***** RECORD LIST *****

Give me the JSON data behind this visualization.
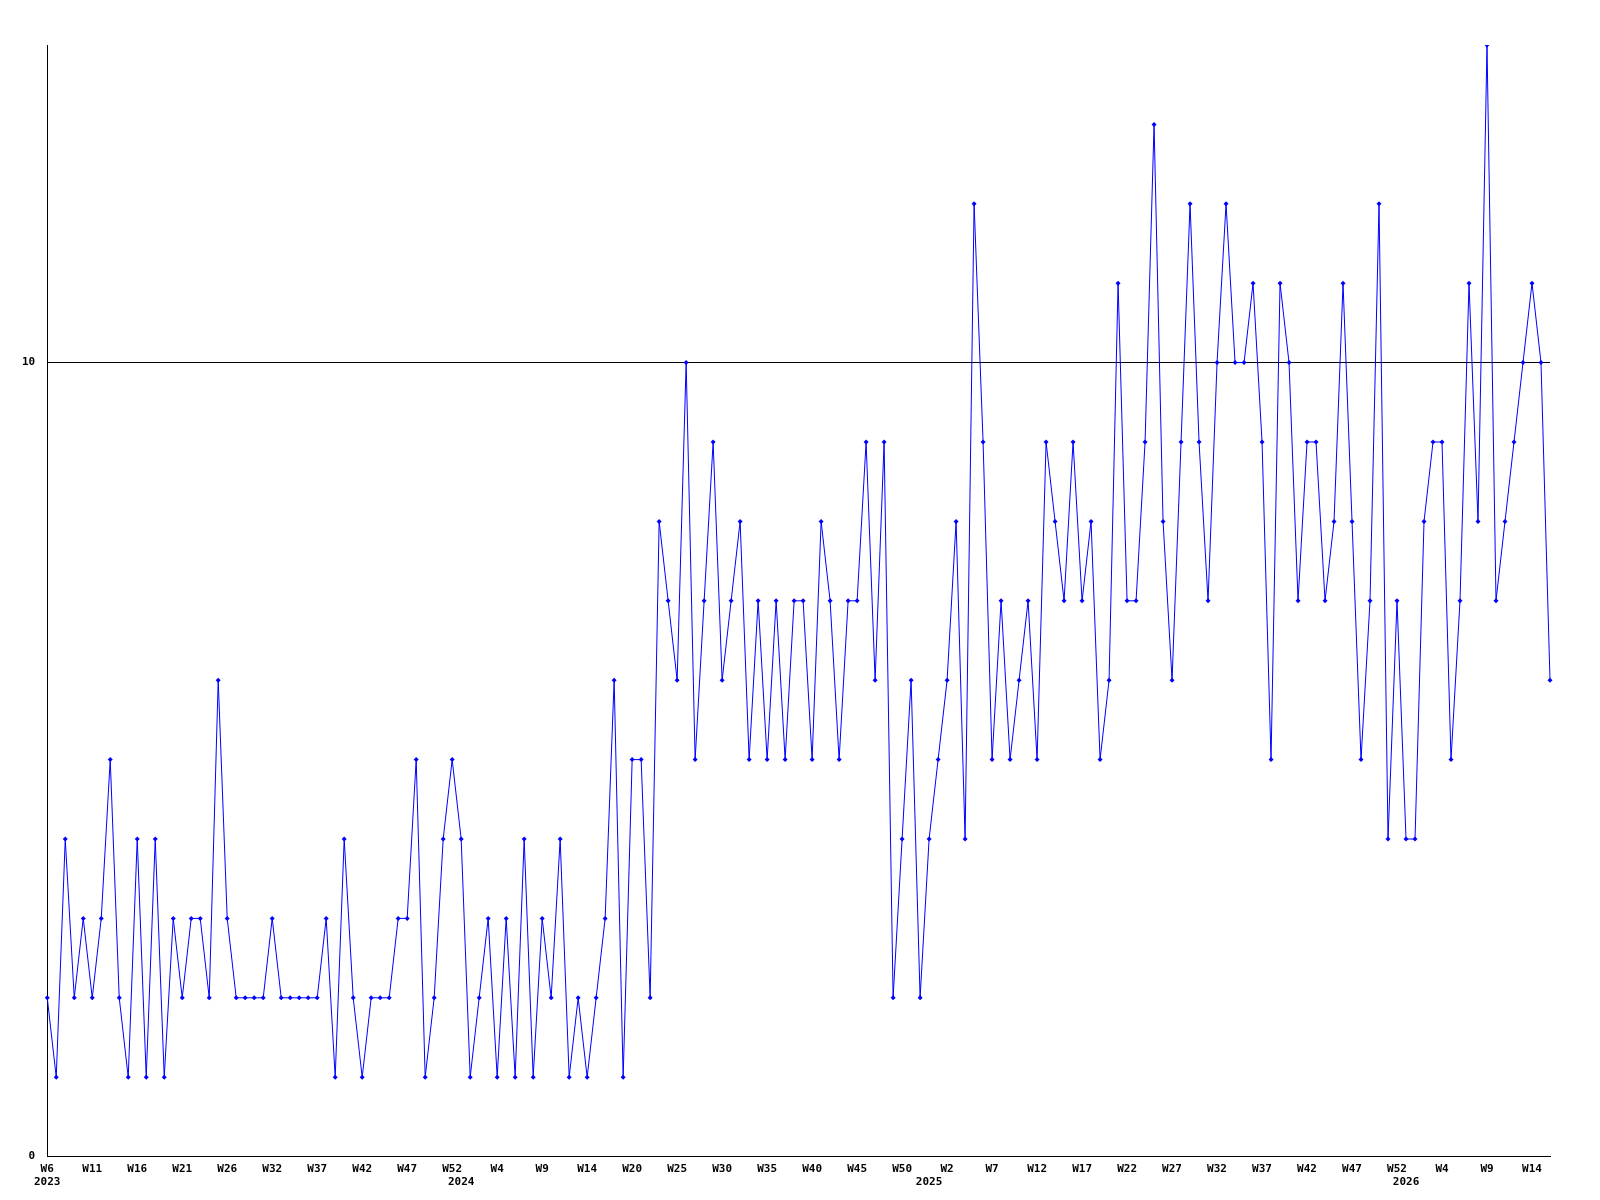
{
  "chart_data": {
    "type": "line",
    "categories": [
      "W6\n2023",
      null,
      null,
      null,
      null,
      "W11",
      null,
      null,
      null,
      null,
      "W16",
      null,
      null,
      null,
      null,
      "W21",
      null,
      null,
      null,
      null,
      "W26",
      null,
      null,
      null,
      null,
      "W32",
      null,
      null,
      null,
      null,
      "W37",
      null,
      null,
      null,
      null,
      "W42",
      null,
      null,
      null,
      null,
      "W47",
      null,
      null,
      null,
      null,
      "W52",
      "\n2024",
      null,
      null,
      null,
      "W4",
      null,
      null,
      null,
      null,
      "W9",
      null,
      null,
      null,
      null,
      "W14",
      null,
      null,
      null,
      null,
      "W20",
      null,
      null,
      null,
      null,
      "W25",
      null,
      null,
      null,
      null,
      "W30",
      null,
      null,
      null,
      null,
      "W35",
      null,
      null,
      null,
      null,
      "W40",
      null,
      null,
      null,
      null,
      "W45",
      null,
      null,
      null,
      null,
      "W50",
      null,
      null,
      "\n2025",
      null,
      "W2",
      null,
      null,
      null,
      null,
      "W7",
      null,
      null,
      null,
      null,
      "W12",
      null,
      null,
      null,
      null,
      "W17",
      null,
      null,
      null,
      null,
      "W22",
      null,
      null,
      null,
      null,
      "W27",
      null,
      null,
      null,
      null,
      "W32",
      null,
      null,
      null,
      null,
      "W37",
      null,
      null,
      null,
      null,
      "W42",
      null,
      null,
      null,
      null,
      "W47",
      null,
      null,
      null,
      null,
      "W52",
      "\n2026",
      null,
      null,
      null,
      "W4",
      null,
      null,
      null,
      null,
      "W9",
      null,
      null,
      null,
      null,
      "W14",
      null,
      null
    ],
    "series": [
      {
        "color": "#0000ff",
        "values": [
          2,
          1,
          4,
          2,
          3,
          2,
          3,
          5,
          2,
          1,
          4,
          1,
          4,
          1,
          3,
          2,
          3,
          3,
          2,
          6,
          3,
          2,
          2,
          2,
          2,
          3,
          2,
          2,
          2,
          2,
          2,
          3,
          1,
          4,
          2,
          1,
          2,
          2,
          2,
          3,
          3,
          5,
          1,
          2,
          4,
          5,
          4,
          1,
          2,
          3,
          1,
          3,
          1,
          4,
          1,
          3,
          2,
          4,
          1,
          2,
          1,
          2,
          3,
          6,
          1,
          5,
          5,
          2,
          8,
          7,
          6,
          10,
          5,
          7,
          9,
          6,
          7,
          8,
          5,
          7,
          5,
          7,
          5,
          7,
          7,
          5,
          8,
          7,
          5,
          7,
          7,
          9,
          6,
          9,
          2,
          4,
          6,
          2,
          4,
          5,
          6,
          8,
          4,
          12,
          9,
          5,
          7,
          5,
          6,
          7,
          5,
          9,
          8,
          7,
          9,
          7,
          8,
          5,
          6,
          11,
          7,
          7,
          9,
          13,
          8,
          6,
          9,
          12,
          9,
          7,
          10,
          12,
          10,
          10,
          11,
          9,
          5,
          11,
          10,
          7,
          9,
          9,
          7,
          8,
          11,
          8,
          5,
          7,
          12,
          4,
          7,
          4,
          4,
          8,
          9,
          9,
          5,
          7,
          11,
          8,
          14,
          7,
          8,
          9,
          10,
          11,
          10,
          6
        ]
      }
    ],
    "ylim": [
      0,
      14
    ],
    "yticks": [
      0,
      10
    ],
    "grid": "y",
    "legend": false,
    "marker": "diamond",
    "line_style": "solid"
  }
}
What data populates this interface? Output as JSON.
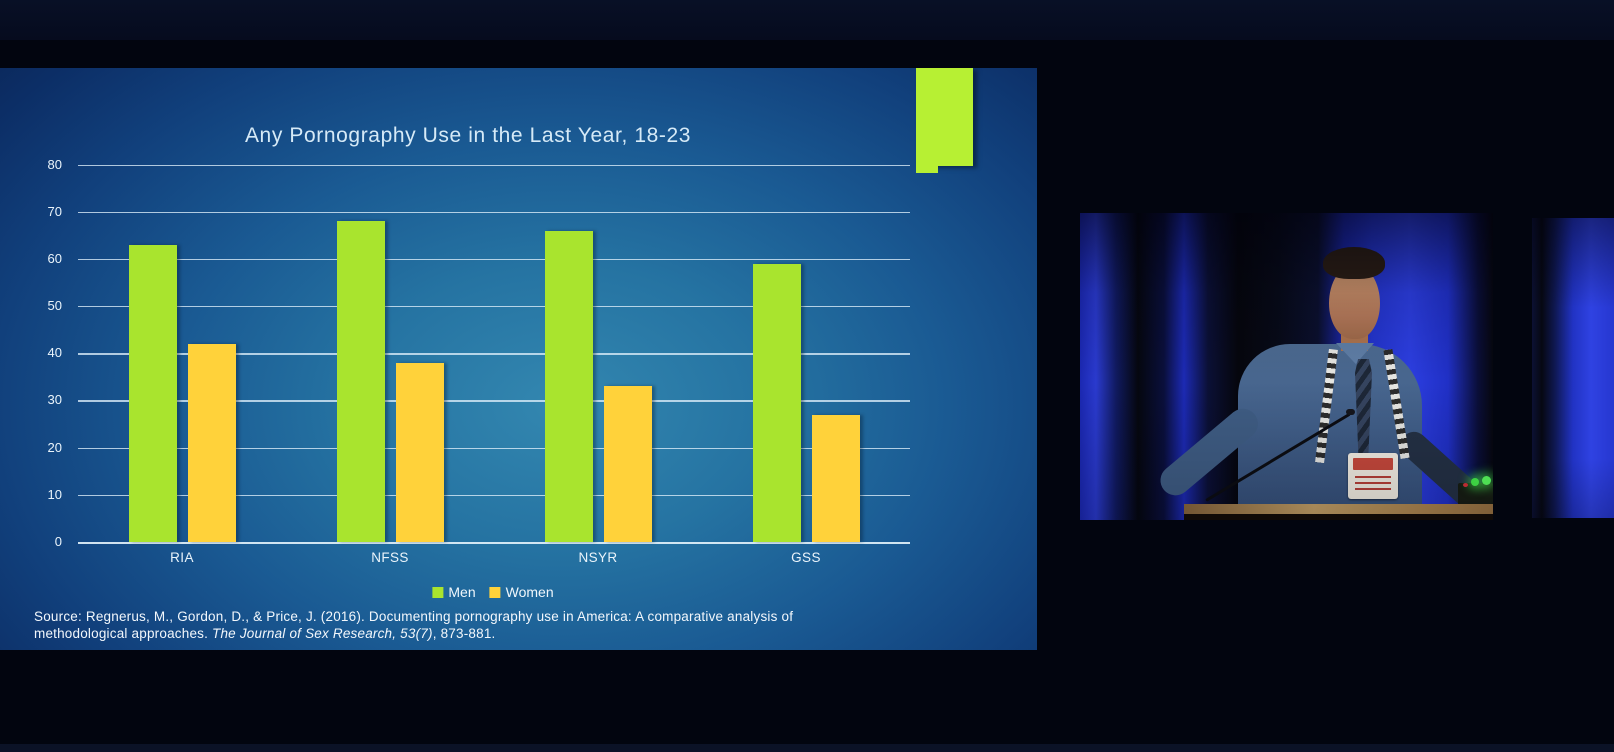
{
  "slide": {
    "source": {
      "line1": "Source: Regnerus, M., Gordon, D., & Price, J. (2016). Documenting pornography use in America: A comparative analysis of",
      "line2_normal": "methodological approaches. ",
      "line2_italic": "The Journal of Sex Research, 53(7)",
      "line2_end": ", 873-881."
    }
  },
  "chart_data": {
    "type": "bar",
    "title": "Any Pornography Use in the Last Year, 18-23",
    "categories": [
      "RIA",
      "NFSS",
      "NSYR",
      "GSS"
    ],
    "series": [
      {
        "name": "Men",
        "color": "#a9e42e",
        "values": [
          63,
          68,
          66,
          59
        ]
      },
      {
        "name": "Women",
        "color": "#ffd23a",
        "values": [
          42,
          38,
          33,
          27
        ]
      }
    ],
    "ylim": [
      0,
      80
    ],
    "yticks": [
      0,
      10,
      20,
      30,
      40,
      50,
      60,
      70,
      80
    ],
    "ytick_step": 10,
    "grid": true,
    "legend_position": "bottom",
    "xlabel": "",
    "ylabel": ""
  },
  "colors": {
    "men_bar": "#a9e42e",
    "women_bar": "#ffd23a",
    "deco_block": "#b7f033",
    "slide_center": "#3387b0",
    "slide_edge": "#0b2a5e",
    "grid_line": "#deeefa",
    "text": "#eaf4fb"
  }
}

*****

* **TASK OBJECTIVE**: Search the lines for the string "this" and copy every line that has it.

* **IN RESPONSE**:
Give me the JSON data behind this visualization.
What data populates this interface? Output as JSON.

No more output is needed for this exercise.